* [Goal of the exercise]:
Copy out all lines carrying the word "screenshot".
++++++++++
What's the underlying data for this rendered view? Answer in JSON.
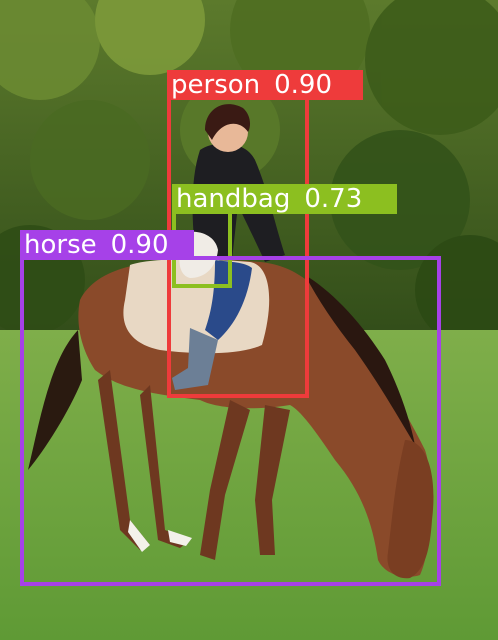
{
  "scene": {
    "kind": "photo",
    "subject": "woman riding a grazing brown horse on a meadow in front of trees"
  },
  "detections": [
    {
      "label": "person",
      "score": "0.90",
      "color": "#ee3b3b"
    },
    {
      "label": "handbag",
      "score": "0.73",
      "color": "#8cbf20"
    },
    {
      "label": "horse",
      "score": "0.90",
      "color": "#a641e8"
    }
  ]
}
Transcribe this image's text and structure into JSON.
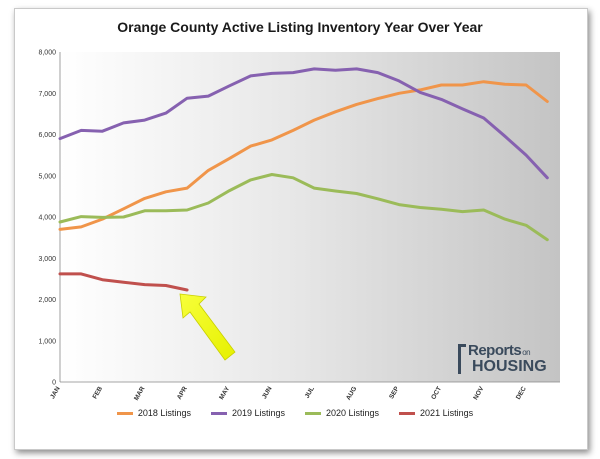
{
  "chart_data": {
    "type": "line",
    "title": "Orange County Active Listing Inventory Year Over Year",
    "ylim": [
      0,
      8000
    ],
    "y_ticks": [
      "0",
      "1,000",
      "2,000",
      "3,000",
      "4,000",
      "5,000",
      "6,000",
      "7,000",
      "8,000"
    ],
    "x_labels": [
      "JAN",
      "FEB",
      "MAR",
      "APR",
      "MAY",
      "JUN",
      "JUL",
      "AUG",
      "SEP",
      "OCT",
      "NOV",
      "DEC"
    ],
    "grid": false,
    "legend_position": "bottom",
    "series": [
      {
        "name": "2018 Listings",
        "color": "#f0954a",
        "x": [
          0,
          0.5,
          1,
          1.5,
          2,
          2.5,
          3,
          3.5,
          4,
          4.5,
          5,
          5.5,
          6,
          6.5,
          7,
          7.5,
          8,
          8.5,
          9,
          9.5,
          10,
          10.5,
          11,
          11.5
        ],
        "values": [
          3700,
          3760,
          3950,
          4200,
          4450,
          4610,
          4700,
          5130,
          5420,
          5720,
          5870,
          6100,
          6350,
          6550,
          6730,
          6870,
          7000,
          7080,
          7200,
          7200,
          7280,
          7220,
          7200,
          6800
        ]
      },
      {
        "name": "2019 Listings",
        "color": "#8661b0",
        "x": [
          0,
          0.5,
          1,
          1.5,
          2,
          2.5,
          3,
          3.5,
          4,
          4.5,
          5,
          5.5,
          6,
          6.5,
          7,
          7.5,
          8,
          8.5,
          9,
          9.5,
          10,
          10.5,
          11,
          11.5
        ],
        "values": [
          5900,
          6100,
          6080,
          6280,
          6350,
          6520,
          6880,
          6930,
          7180,
          7420,
          7480,
          7500,
          7590,
          7560,
          7590,
          7500,
          7300,
          7020,
          6850,
          6620,
          6400,
          5960,
          5500,
          4950
        ]
      },
      {
        "name": "2020 Listings",
        "color": "#9bbb59",
        "x": [
          0,
          0.5,
          1,
          1.5,
          2,
          2.5,
          3,
          3.5,
          4,
          4.5,
          5,
          5.5,
          6,
          6.5,
          7,
          7.5,
          8,
          8.5,
          9,
          9.5,
          10,
          10.5,
          11,
          11.5
        ],
        "values": [
          3880,
          4010,
          3990,
          4000,
          4150,
          4150,
          4170,
          4340,
          4640,
          4900,
          5030,
          4950,
          4700,
          4630,
          4570,
          4440,
          4300,
          4230,
          4190,
          4130,
          4170,
          3950,
          3800,
          3450
        ]
      },
      {
        "name": "2021 Listings",
        "color": "#c0504d",
        "x": [
          0,
          0.5,
          1,
          1.5,
          2,
          2.5,
          3
        ],
        "values": [
          2620,
          2620,
          2480,
          2420,
          2360,
          2340,
          2230
        ]
      }
    ]
  },
  "logo": {
    "reports": "Reports",
    "on": "on",
    "housing": "HOUSING"
  }
}
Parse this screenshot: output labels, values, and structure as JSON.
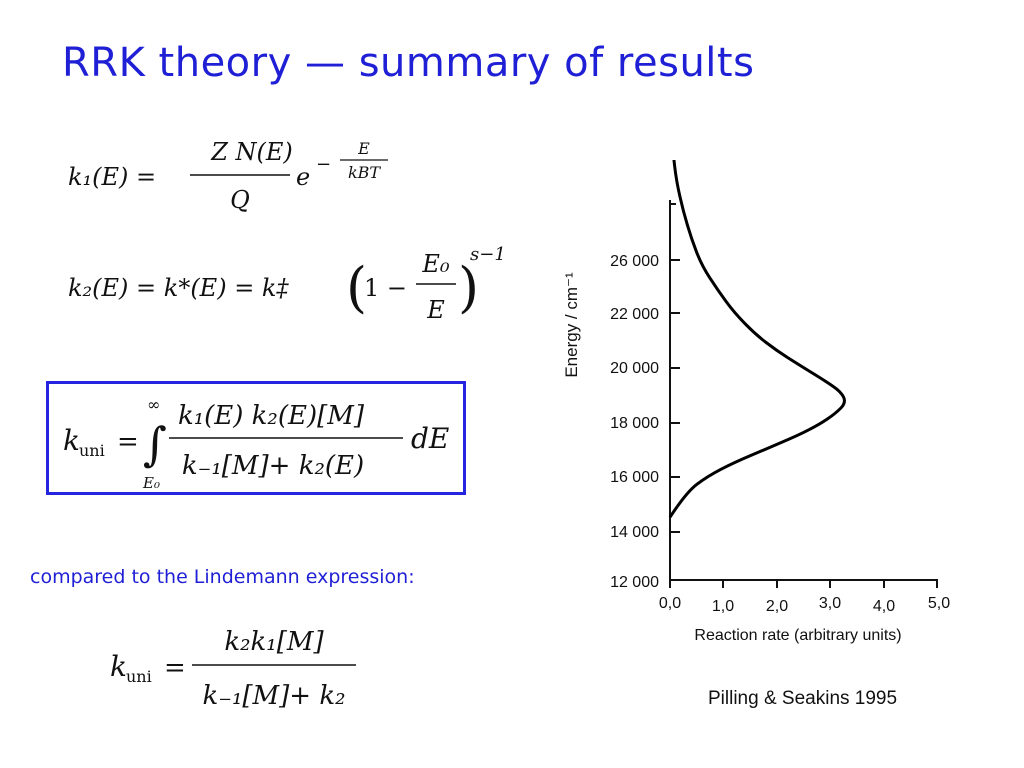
{
  "slide": {
    "title": "RRK theory — summary of results",
    "note": "compared to the Lindemann expression:",
    "credit": "Pilling & Seakins 1995"
  },
  "equations": {
    "k1": {
      "lhs": "k₁(E) =",
      "num": "Z N(E)",
      "den": "Q",
      "base": "e",
      "exp_sign": "−",
      "exp_num": "E",
      "exp_den": "kBT"
    },
    "k2": {
      "lhs": "k₂(E) = k*(E) = k‡",
      "one": "1 −",
      "frac_num": "E₀",
      "frac_den": "E",
      "power": "s−1"
    },
    "kuni_rrk": {
      "lhs": "k",
      "lhs_sub": "uni",
      "eq": "=",
      "upper": "∞",
      "lower": "E₀",
      "num": "k₁(E) k₂(E)[M]",
      "den": "k₋₁[M]+ k₂(E)",
      "diff": "dE"
    },
    "kuni_lind": {
      "lhs": "k",
      "lhs_sub": "uni",
      "eq": "=",
      "num": "k₂k₁[M]",
      "den": "k₋₁[M]+ k₂"
    }
  },
  "chart_data": {
    "type": "line",
    "xlabel": "Reaction rate (arbitrary units)",
    "ylabel": "Energy / cm⁻¹",
    "x_ticks": [
      "0,0",
      "1,0",
      "2,0",
      "3,0",
      "4,0",
      "5,0"
    ],
    "y_ticks": [
      "12 000",
      "14 000",
      "16 000",
      "18 000",
      "20 000",
      "22 000",
      "26 000"
    ],
    "series": [
      {
        "color": "#000000",
        "points": [
          [
            0.0,
            14.3
          ],
          [
            0.3,
            15.2
          ],
          [
            0.7,
            15.8
          ],
          [
            1.2,
            16.3
          ],
          [
            1.8,
            16.8
          ],
          [
            2.4,
            17.3
          ],
          [
            2.8,
            17.7
          ],
          [
            3.1,
            18.1
          ],
          [
            3.3,
            18.5
          ],
          [
            3.2,
            18.9
          ],
          [
            2.9,
            19.3
          ],
          [
            2.4,
            19.9
          ],
          [
            2.0,
            20.4
          ],
          [
            1.6,
            21.0
          ],
          [
            1.2,
            21.8
          ],
          [
            0.9,
            22.6
          ],
          [
            0.6,
            23.5
          ],
          [
            0.4,
            24.5
          ],
          [
            0.25,
            25.5
          ],
          [
            0.12,
            26.6
          ],
          [
            0.05,
            27.8
          ],
          [
            0.0,
            29.6
          ]
        ]
      }
    ]
  }
}
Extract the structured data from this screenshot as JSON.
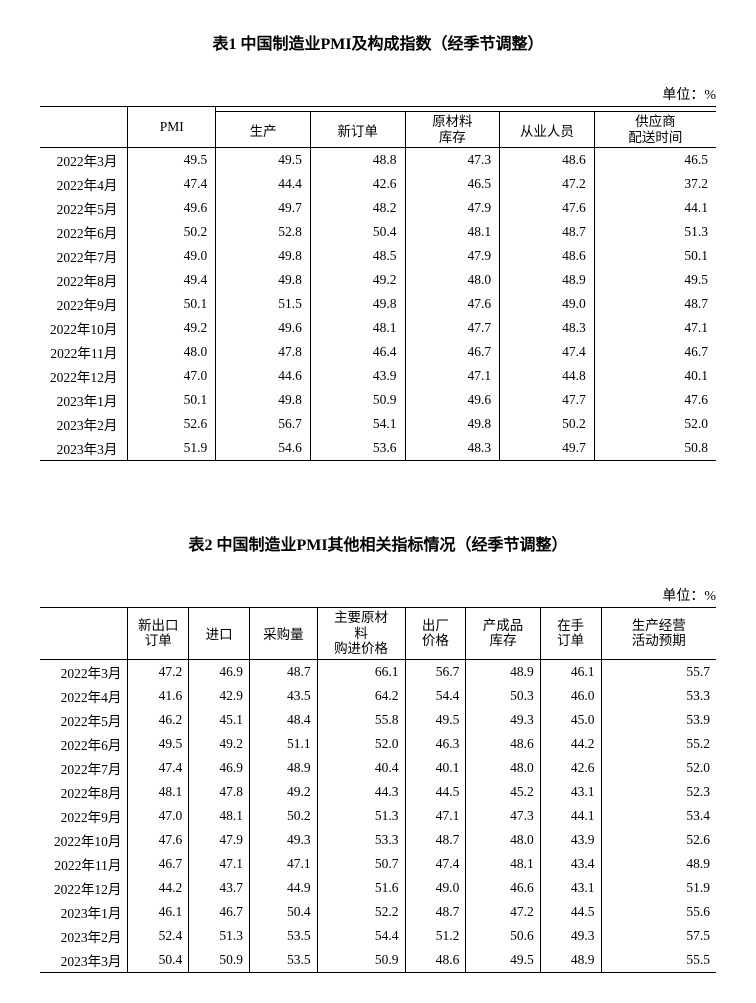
{
  "table1": {
    "title": "表1 中国制造业PMI及构成指数（经季节调整）",
    "unit": "单位：%",
    "headers": {
      "month": "",
      "pmi": "PMI",
      "prod": "生产",
      "neworders": "新订单",
      "rawinv": "原材料\n库存",
      "employ": "从业人员",
      "supplier": "供应商\n配送时间"
    },
    "rows": [
      {
        "m": "2022年3月",
        "v": [
          "49.5",
          "49.5",
          "48.8",
          "47.3",
          "48.6",
          "46.5"
        ]
      },
      {
        "m": "2022年4月",
        "v": [
          "47.4",
          "44.4",
          "42.6",
          "46.5",
          "47.2",
          "37.2"
        ]
      },
      {
        "m": "2022年5月",
        "v": [
          "49.6",
          "49.7",
          "48.2",
          "47.9",
          "47.6",
          "44.1"
        ]
      },
      {
        "m": "2022年6月",
        "v": [
          "50.2",
          "52.8",
          "50.4",
          "48.1",
          "48.7",
          "51.3"
        ]
      },
      {
        "m": "2022年7月",
        "v": [
          "49.0",
          "49.8",
          "48.5",
          "47.9",
          "48.6",
          "50.1"
        ]
      },
      {
        "m": "2022年8月",
        "v": [
          "49.4",
          "49.8",
          "49.2",
          "48.0",
          "48.9",
          "49.5"
        ]
      },
      {
        "m": "2022年9月",
        "v": [
          "50.1",
          "51.5",
          "49.8",
          "47.6",
          "49.0",
          "48.7"
        ]
      },
      {
        "m": "2022年10月",
        "v": [
          "49.2",
          "49.6",
          "48.1",
          "47.7",
          "48.3",
          "47.1"
        ]
      },
      {
        "m": "2022年11月",
        "v": [
          "48.0",
          "47.8",
          "46.4",
          "46.7",
          "47.4",
          "46.7"
        ]
      },
      {
        "m": "2022年12月",
        "v": [
          "47.0",
          "44.6",
          "43.9",
          "47.1",
          "44.8",
          "40.1"
        ]
      },
      {
        "m": "2023年1月",
        "v": [
          "50.1",
          "49.8",
          "50.9",
          "49.6",
          "47.7",
          "47.6"
        ]
      },
      {
        "m": "2023年2月",
        "v": [
          "52.6",
          "56.7",
          "54.1",
          "49.8",
          "50.2",
          "52.0"
        ]
      },
      {
        "m": "2023年3月",
        "v": [
          "51.9",
          "54.6",
          "53.6",
          "48.3",
          "49.7",
          "50.8"
        ]
      }
    ]
  },
  "table2": {
    "title": "表2 中国制造业PMI其他相关指标情况（经季节调整）",
    "unit": "单位：%",
    "headers": {
      "month": "",
      "c1": "新出口\n订单",
      "c2": "进口",
      "c3": "采购量",
      "c4": "主要原材\n料\n购进价格",
      "c5": "出厂\n价格",
      "c6": "产成品\n库存",
      "c7": "在手\n订单",
      "c8": "生产经营\n活动预期"
    },
    "rows": [
      {
        "m": "2022年3月",
        "v": [
          "47.2",
          "46.9",
          "48.7",
          "66.1",
          "56.7",
          "48.9",
          "46.1",
          "55.7"
        ]
      },
      {
        "m": "2022年4月",
        "v": [
          "41.6",
          "42.9",
          "43.5",
          "64.2",
          "54.4",
          "50.3",
          "46.0",
          "53.3"
        ]
      },
      {
        "m": "2022年5月",
        "v": [
          "46.2",
          "45.1",
          "48.4",
          "55.8",
          "49.5",
          "49.3",
          "45.0",
          "53.9"
        ]
      },
      {
        "m": "2022年6月",
        "v": [
          "49.5",
          "49.2",
          "51.1",
          "52.0",
          "46.3",
          "48.6",
          "44.2",
          "55.2"
        ]
      },
      {
        "m": "2022年7月",
        "v": [
          "47.4",
          "46.9",
          "48.9",
          "40.4",
          "40.1",
          "48.0",
          "42.6",
          "52.0"
        ]
      },
      {
        "m": "2022年8月",
        "v": [
          "48.1",
          "47.8",
          "49.2",
          "44.3",
          "44.5",
          "45.2",
          "43.1",
          "52.3"
        ]
      },
      {
        "m": "2022年9月",
        "v": [
          "47.0",
          "48.1",
          "50.2",
          "51.3",
          "47.1",
          "47.3",
          "44.1",
          "53.4"
        ]
      },
      {
        "m": "2022年10月",
        "v": [
          "47.6",
          "47.9",
          "49.3",
          "53.3",
          "48.7",
          "48.0",
          "43.9",
          "52.6"
        ]
      },
      {
        "m": "2022年11月",
        "v": [
          "46.7",
          "47.1",
          "47.1",
          "50.7",
          "47.4",
          "48.1",
          "43.4",
          "48.9"
        ]
      },
      {
        "m": "2022年12月",
        "v": [
          "44.2",
          "43.7",
          "44.9",
          "51.6",
          "49.0",
          "46.6",
          "43.1",
          "51.9"
        ]
      },
      {
        "m": "2023年1月",
        "v": [
          "46.1",
          "46.7",
          "50.4",
          "52.2",
          "48.7",
          "47.2",
          "44.5",
          "55.6"
        ]
      },
      {
        "m": "2023年2月",
        "v": [
          "52.4",
          "51.3",
          "53.5",
          "54.4",
          "51.2",
          "50.6",
          "49.3",
          "57.5"
        ]
      },
      {
        "m": "2023年3月",
        "v": [
          "50.4",
          "50.9",
          "53.5",
          "50.9",
          "48.6",
          "49.5",
          "48.9",
          "55.5"
        ]
      }
    ]
  }
}
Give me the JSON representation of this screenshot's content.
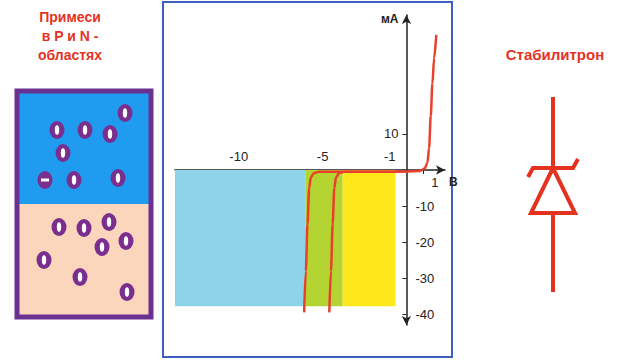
++++++++++
* [Complete response]:
Parse this screenshot: output labels, values, and structure as JSON.
Extract the structured data from this screenshot as JSON.
Give me the JSON representation of this screenshot's content.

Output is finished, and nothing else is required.